## BRIEF
Please pick out every line below that contains the word "their" and copy each of those lines. Letter case counts.

──────────────────────────────

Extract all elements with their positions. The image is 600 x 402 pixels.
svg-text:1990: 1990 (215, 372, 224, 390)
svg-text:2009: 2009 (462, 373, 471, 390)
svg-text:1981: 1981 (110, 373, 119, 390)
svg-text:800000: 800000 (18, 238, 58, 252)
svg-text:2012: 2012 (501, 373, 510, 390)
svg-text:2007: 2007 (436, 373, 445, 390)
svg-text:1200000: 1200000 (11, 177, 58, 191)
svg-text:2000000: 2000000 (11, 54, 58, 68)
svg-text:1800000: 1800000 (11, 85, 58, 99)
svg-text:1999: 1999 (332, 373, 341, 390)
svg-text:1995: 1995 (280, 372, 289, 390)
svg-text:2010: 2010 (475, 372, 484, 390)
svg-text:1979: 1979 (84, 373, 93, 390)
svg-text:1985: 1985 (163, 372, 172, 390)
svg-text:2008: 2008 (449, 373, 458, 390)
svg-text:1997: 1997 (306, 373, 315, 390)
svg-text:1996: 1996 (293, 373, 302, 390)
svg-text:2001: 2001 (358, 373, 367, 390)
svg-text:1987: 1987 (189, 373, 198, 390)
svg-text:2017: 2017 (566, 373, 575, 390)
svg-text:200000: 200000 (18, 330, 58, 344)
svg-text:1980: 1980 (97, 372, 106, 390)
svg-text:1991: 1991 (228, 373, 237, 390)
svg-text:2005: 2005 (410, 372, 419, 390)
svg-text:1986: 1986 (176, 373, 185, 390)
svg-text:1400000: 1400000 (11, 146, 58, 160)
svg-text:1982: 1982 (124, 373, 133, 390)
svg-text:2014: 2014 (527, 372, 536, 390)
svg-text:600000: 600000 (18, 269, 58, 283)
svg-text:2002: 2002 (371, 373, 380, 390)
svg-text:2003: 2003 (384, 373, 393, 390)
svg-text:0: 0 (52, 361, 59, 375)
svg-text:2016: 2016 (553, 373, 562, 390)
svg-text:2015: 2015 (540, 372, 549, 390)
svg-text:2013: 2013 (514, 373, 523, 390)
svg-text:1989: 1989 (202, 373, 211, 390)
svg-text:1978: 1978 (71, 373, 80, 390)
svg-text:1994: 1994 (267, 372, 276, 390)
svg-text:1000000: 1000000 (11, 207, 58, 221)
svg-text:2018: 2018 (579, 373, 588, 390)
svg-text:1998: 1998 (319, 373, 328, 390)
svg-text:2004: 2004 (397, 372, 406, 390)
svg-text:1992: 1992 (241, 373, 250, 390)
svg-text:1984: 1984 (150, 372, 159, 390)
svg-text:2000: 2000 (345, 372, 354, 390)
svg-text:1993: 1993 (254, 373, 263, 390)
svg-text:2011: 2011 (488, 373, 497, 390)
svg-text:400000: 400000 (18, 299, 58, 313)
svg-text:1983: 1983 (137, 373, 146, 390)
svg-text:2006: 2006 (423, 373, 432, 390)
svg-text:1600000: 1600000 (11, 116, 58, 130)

──────────────────────────────

## FINAL ANSWER
Extract all elements with their positions. The image is 600 x 402 pixels.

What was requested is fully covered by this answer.